* **Written task**: Copy each line exactly. Leave nothing out.

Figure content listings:

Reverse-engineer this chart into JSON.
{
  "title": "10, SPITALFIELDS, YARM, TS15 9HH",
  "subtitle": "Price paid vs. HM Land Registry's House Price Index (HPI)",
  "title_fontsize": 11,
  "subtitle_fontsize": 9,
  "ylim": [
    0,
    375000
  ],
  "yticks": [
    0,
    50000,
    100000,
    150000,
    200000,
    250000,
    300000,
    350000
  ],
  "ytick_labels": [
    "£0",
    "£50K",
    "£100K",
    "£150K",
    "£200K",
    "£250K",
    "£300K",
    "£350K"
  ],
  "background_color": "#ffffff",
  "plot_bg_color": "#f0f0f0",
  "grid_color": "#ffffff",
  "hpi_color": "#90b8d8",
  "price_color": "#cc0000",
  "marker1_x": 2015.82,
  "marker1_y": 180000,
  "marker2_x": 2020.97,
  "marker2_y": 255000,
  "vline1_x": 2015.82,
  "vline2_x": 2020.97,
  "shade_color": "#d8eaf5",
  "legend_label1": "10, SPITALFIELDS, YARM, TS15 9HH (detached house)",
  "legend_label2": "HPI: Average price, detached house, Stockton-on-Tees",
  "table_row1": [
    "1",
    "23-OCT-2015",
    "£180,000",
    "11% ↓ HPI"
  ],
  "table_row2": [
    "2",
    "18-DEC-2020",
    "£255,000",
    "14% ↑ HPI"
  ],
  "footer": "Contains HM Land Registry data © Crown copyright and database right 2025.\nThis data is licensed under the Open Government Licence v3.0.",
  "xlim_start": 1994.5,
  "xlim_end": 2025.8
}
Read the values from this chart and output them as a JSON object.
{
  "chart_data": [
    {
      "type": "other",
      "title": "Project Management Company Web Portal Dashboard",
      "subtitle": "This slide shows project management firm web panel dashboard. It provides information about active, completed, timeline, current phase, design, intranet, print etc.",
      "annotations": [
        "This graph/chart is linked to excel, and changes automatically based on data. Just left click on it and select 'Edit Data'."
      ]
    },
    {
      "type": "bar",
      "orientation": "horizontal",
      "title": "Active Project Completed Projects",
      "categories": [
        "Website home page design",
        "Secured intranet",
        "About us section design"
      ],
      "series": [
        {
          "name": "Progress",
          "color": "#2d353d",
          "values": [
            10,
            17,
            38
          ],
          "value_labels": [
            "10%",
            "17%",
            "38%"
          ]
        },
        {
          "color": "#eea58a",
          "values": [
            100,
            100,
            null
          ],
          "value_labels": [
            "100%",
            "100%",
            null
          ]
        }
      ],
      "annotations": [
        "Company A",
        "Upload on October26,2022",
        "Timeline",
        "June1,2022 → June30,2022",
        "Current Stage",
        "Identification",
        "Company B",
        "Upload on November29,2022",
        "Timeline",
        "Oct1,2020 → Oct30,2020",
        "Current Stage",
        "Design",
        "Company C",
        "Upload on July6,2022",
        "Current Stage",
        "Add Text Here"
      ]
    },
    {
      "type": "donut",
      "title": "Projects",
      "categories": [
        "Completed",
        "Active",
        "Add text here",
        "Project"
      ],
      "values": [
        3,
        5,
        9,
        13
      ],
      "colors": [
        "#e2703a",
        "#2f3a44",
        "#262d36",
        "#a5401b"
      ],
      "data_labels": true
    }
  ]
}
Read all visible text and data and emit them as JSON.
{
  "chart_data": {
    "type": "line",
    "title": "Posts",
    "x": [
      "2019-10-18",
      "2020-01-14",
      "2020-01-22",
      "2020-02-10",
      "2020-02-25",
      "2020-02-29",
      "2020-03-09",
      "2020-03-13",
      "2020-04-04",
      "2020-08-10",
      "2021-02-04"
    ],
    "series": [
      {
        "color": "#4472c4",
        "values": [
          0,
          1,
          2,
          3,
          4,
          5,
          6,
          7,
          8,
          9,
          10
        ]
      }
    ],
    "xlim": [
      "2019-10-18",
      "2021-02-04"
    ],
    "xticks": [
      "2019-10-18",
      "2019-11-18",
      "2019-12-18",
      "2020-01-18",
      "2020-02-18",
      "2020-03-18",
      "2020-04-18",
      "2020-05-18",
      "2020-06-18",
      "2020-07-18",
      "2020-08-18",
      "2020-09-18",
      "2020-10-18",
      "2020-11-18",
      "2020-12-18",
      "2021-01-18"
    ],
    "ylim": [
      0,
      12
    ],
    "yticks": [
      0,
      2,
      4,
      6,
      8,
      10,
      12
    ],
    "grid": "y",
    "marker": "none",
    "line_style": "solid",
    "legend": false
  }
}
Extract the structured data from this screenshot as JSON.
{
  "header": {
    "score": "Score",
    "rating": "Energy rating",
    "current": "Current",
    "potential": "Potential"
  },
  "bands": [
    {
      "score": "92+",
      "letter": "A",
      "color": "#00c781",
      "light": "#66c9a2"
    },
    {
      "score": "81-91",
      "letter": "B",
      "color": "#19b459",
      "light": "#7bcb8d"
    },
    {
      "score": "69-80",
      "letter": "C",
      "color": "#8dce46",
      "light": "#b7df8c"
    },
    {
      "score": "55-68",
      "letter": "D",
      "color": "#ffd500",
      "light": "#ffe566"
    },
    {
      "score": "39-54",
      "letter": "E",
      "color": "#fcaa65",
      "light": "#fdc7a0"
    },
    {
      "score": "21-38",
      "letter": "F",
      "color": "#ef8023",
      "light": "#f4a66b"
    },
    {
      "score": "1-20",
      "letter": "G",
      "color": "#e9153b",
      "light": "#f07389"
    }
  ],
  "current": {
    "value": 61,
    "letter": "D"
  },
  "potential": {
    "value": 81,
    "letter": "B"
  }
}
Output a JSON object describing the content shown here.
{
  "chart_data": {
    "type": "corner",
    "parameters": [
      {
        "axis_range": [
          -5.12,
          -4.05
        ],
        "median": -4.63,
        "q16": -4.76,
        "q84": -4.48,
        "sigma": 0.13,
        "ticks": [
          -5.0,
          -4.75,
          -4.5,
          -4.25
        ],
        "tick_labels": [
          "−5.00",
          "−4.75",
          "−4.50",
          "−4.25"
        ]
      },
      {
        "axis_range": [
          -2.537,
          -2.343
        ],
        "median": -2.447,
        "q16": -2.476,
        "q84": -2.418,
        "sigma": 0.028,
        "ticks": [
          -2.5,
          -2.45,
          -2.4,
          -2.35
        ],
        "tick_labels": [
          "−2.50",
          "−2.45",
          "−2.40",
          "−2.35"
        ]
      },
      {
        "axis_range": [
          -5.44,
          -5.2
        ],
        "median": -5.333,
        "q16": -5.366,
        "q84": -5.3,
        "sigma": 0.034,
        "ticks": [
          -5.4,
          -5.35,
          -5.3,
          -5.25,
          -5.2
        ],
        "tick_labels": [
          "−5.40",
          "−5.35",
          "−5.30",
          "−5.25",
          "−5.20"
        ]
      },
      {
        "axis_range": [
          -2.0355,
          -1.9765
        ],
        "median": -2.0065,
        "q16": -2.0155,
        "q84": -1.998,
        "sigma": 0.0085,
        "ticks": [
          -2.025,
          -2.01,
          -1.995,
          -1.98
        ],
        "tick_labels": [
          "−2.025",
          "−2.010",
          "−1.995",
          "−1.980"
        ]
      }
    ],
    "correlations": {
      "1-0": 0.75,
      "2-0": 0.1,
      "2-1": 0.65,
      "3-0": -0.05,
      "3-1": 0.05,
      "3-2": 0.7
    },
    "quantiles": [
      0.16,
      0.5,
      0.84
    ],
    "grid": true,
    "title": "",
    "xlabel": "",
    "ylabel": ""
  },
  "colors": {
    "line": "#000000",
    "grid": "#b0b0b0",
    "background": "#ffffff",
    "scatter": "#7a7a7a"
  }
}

* **Exercise output**:
Reverse-engineer this chart into JSON.
{
  "title": "10, SPITALFIELDS, YARM, TS15 9HH",
  "subtitle": "Price paid vs. HM Land Registry's House Price Index (HPI)",
  "title_fontsize": 11,
  "subtitle_fontsize": 9,
  "ylim": [
    0,
    375000
  ],
  "yticks": [
    0,
    50000,
    100000,
    150000,
    200000,
    250000,
    300000,
    350000
  ],
  "ytick_labels": [
    "£0",
    "£50K",
    "£100K",
    "£150K",
    "£200K",
    "£250K",
    "£300K",
    "£350K"
  ],
  "background_color": "#ffffff",
  "plot_bg_color": "#f0f0f0",
  "grid_color": "#ffffff",
  "hpi_color": "#90b8d8",
  "price_color": "#cc0000",
  "marker1_x": 2015.82,
  "marker1_y": 180000,
  "marker2_x": 2020.97,
  "marker2_y": 255000,
  "vline1_x": 2015.82,
  "vline2_x": 2020.97,
  "shade_color": "#d8eaf5",
  "legend_label1": "10, SPITALFIELDS, YARM, TS15 9HH (detached house)",
  "legend_label2": "HPI: Average price, detached house, Stockton-on-Tees",
  "table_row1": [
    "1",
    "23-OCT-2015",
    "£180,000",
    "11% ↓ HPI"
  ],
  "table_row2": [
    "2",
    "18-DEC-2020",
    "£255,000",
    "14% ↑ HPI"
  ],
  "footer": "Contains HM Land Registry data © Crown copyright and database right 2025.\nThis data is licensed under the Open Government Licence v3.0.",
  "xlim_start": 1994.5,
  "xlim_end": 2025.8
}
Read the values from this chart and output them as a JSON object.
{
  "chart_data": [
    {
      "type": "other",
      "title": "Project Management Company Web Portal Dashboard",
      "subtitle": "This slide shows project management firm web panel dashboard. It provides information about active, completed, timeline, current phase, design, intranet, print etc.",
      "annotations": [
        "This graph/chart is linked to excel, and changes automatically based on data. Just left click on it and select 'Edit Data'."
      ]
    },
    {
      "type": "bar",
      "orientation": "horizontal",
      "title": "Active Project Completed Projects",
      "categories": [
        "Website home page design",
        "Secured intranet",
        "About us section design"
      ],
      "series": [
        {
          "name": "Progress",
          "color": "#2d353d",
          "values": [
            10,
            17,
            38
          ],
          "value_labels": [
            "10%",
            "17%",
            "38%"
          ]
        },
        {
          "color": "#eea58a",
          "values": [
            100,
            100,
            null
          ],
          "value_labels": [
            "100%",
            "100%",
            null
          ]
        }
      ],
      "annotations": [
        "Company A",
        "Upload on October26,2022",
        "Timeline",
        "June1,2022 → June30,2022",
        "Current Stage",
        "Identification",
        "Company B",
        "Upload on November29,2022",
        "Timeline",
        "Oct1,2020 → Oct30,2020",
        "Current Stage",
        "Design",
        "Company C",
        "Upload on July6,2022",
        "Current Stage",
        "Add Text Here"
      ]
    },
    {
      "type": "donut",
      "title": "Projects",
      "categories": [
        "Completed",
        "Active",
        "Add text here",
        "Project"
      ],
      "values": [
        3,
        5,
        9,
        13
      ],
      "colors": [
        "#e2703a",
        "#2f3a44",
        "#262d36",
        "#a5401b"
      ],
      "data_labels": true
    }
  ]
}
Read all visible text and data and emit them as JSON.
{
  "chart_data": {
    "type": "line",
    "title": "Posts",
    "x": [
      "2019-10-18",
      "2020-01-14",
      "2020-01-22",
      "2020-02-10",
      "2020-02-25",
      "2020-02-29",
      "2020-03-09",
      "2020-03-13",
      "2020-04-04",
      "2020-08-10",
      "2021-02-04"
    ],
    "series": [
      {
        "color": "#4472c4",
        "values": [
          0,
          1,
          2,
          3,
          4,
          5,
          6,
          7,
          8,
          9,
          10
        ]
      }
    ],
    "xlim": [
      "2019-10-18",
      "2021-02-04"
    ],
    "xticks": [
      "2019-10-18",
      "2019-11-18",
      "2019-12-18",
      "2020-01-18",
      "2020-02-18",
      "2020-03-18",
      "2020-04-18",
      "2020-05-18",
      "2020-06-18",
      "2020-07-18",
      "2020-08-18",
      "2020-09-18",
      "2020-10-18",
      "2020-11-18",
      "2020-12-18",
      "2021-01-18"
    ],
    "ylim": [
      0,
      12
    ],
    "yticks": [
      0,
      2,
      4,
      6,
      8,
      10,
      12
    ],
    "grid": "y",
    "marker": "none",
    "line_style": "solid",
    "legend": false
  }
}
Extract the structured data from this screenshot as JSON.
{
  "header": {
    "score": "Score",
    "rating": "Energy rating",
    "current": "Current",
    "potential": "Potential"
  },
  "bands": [
    {
      "score": "92+",
      "letter": "A",
      "color": "#00c781",
      "light": "#66c9a2"
    },
    {
      "score": "81-91",
      "letter": "B",
      "color": "#19b459",
      "light": "#7bcb8d"
    },
    {
      "score": "69-80",
      "letter": "C",
      "color": "#8dce46",
      "light": "#b7df8c"
    },
    {
      "score": "55-68",
      "letter": "D",
      "color": "#ffd500",
      "light": "#ffe566"
    },
    {
      "score": "39-54",
      "letter": "E",
      "color": "#fcaa65",
      "light": "#fdc7a0"
    },
    {
      "score": "21-38",
      "letter": "F",
      "color": "#ef8023",
      "light": "#f4a66b"
    },
    {
      "score": "1-20",
      "letter": "G",
      "color": "#e9153b",
      "light": "#f07389"
    }
  ],
  "current": {
    "value": 61,
    "letter": "D"
  },
  "potential": {
    "value": 81,
    "letter": "B"
  }
}
Output a JSON object describing the content shown here.
{
  "chart_data": {
    "type": "corner",
    "parameters": [
      {
        "axis_range": [
          -5.12,
          -4.05
        ],
        "median": -4.63,
        "q16": -4.76,
        "q84": -4.48,
        "sigma": 0.13,
        "ticks": [
          -5.0,
          -4.75,
          -4.5,
          -4.25
        ],
        "tick_labels": [
          "−5.00",
          "−4.75",
          "−4.50",
          "−4.25"
        ]
      },
      {
        "axis_range": [
          -2.537,
          -2.343
        ],
        "median": -2.447,
        "q16": -2.476,
        "q84": -2.418,
        "sigma": 0.028,
        "ticks": [
          -2.5,
          -2.45,
          -2.4,
          -2.35
        ],
        "tick_labels": [
          "−2.50",
          "−2.45",
          "−2.40",
          "−2.35"
        ]
      },
      {
        "axis_range": [
          -5.44,
          -5.2
        ],
        "median": -5.333,
        "q16": -5.366,
        "q84": -5.3,
        "sigma": 0.034,
        "ticks": [
          -5.4,
          -5.35,
          -5.3,
          -5.25,
          -5.2
        ],
        "tick_labels": [
          "−5.40",
          "−5.35",
          "−5.30",
          "−5.25",
          "−5.20"
        ]
      },
      {
        "axis_range": [
          -2.0355,
          -1.9765
        ],
        "median": -2.0065,
        "q16": -2.0155,
        "q84": -1.998,
        "sigma": 0.0085,
        "ticks": [
          -2.025,
          -2.01,
          -1.995,
          -1.98
        ],
        "tick_labels": [
          "−2.025",
          "−2.010",
          "−1.995",
          "−1.980"
        ]
      }
    ],
    "correlations": {
      "1-0": 0.75,
      "2-0": 0.1,
      "2-1": 0.65,
      "3-0": -0.05,
      "3-1": 0.05,
      "3-2": 0.7
    },
    "quantiles": [
      0.16,
      0.5,
      0.84
    ],
    "grid": true,
    "title": "",
    "xlabel": "",
    "ylabel": ""
  },
  "colors": {
    "line": "#000000",
    "grid": "#b0b0b0",
    "background": "#ffffff",
    "scatter": "#7a7a7a"
  }
}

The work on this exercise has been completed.